- [RECORDED INFORMATION]
----

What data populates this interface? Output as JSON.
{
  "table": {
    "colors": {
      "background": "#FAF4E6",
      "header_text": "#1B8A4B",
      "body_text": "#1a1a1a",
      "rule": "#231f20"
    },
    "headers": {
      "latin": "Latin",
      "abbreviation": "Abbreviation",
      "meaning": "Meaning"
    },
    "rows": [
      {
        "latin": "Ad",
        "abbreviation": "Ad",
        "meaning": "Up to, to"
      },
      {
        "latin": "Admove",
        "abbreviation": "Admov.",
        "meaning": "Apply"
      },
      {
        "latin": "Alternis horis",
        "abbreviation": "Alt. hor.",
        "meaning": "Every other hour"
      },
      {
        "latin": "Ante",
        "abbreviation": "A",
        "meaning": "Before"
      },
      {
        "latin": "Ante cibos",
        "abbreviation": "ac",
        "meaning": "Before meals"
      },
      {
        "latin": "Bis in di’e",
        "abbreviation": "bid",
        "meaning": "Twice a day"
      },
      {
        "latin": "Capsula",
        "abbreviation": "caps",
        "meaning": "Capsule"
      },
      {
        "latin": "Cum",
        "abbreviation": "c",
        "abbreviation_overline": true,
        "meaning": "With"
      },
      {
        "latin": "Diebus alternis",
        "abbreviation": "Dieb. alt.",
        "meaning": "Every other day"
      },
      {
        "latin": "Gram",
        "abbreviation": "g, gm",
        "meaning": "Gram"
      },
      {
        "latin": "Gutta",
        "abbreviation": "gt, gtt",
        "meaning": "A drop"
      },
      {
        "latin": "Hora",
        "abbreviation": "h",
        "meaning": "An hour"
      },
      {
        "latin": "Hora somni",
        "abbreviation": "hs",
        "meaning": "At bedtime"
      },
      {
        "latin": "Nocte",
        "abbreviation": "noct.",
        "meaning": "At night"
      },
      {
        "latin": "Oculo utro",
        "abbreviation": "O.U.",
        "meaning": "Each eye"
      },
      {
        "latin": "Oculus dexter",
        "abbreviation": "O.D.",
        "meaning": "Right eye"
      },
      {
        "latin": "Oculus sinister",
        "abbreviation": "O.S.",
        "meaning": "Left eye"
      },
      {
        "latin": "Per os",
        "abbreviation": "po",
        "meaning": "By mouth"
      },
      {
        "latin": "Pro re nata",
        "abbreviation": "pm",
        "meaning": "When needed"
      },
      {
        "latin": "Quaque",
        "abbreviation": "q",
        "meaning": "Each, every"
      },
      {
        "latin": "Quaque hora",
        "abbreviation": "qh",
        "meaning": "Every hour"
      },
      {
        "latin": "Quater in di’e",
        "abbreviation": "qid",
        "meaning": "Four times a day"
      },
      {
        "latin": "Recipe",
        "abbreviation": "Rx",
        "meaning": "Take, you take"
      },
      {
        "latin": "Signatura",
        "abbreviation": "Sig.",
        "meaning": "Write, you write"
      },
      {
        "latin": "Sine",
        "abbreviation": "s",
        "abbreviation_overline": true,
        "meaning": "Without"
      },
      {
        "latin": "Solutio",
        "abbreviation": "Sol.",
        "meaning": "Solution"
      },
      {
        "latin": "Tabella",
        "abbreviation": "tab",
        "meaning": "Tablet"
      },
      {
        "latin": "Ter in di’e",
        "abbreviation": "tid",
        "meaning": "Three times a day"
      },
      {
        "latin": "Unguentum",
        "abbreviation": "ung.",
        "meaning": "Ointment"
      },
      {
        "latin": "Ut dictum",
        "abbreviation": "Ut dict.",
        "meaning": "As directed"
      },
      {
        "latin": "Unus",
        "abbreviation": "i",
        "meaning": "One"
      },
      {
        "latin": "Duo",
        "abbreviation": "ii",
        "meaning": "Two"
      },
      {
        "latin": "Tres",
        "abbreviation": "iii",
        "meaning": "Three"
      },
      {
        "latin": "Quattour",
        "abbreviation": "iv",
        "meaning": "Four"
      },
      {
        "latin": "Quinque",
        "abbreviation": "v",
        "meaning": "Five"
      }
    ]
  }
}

----

Pick out each line containing the string "Oculus" and copy it.

        "latin": "Oculus dexter",
        "latin": "Oculus sinister",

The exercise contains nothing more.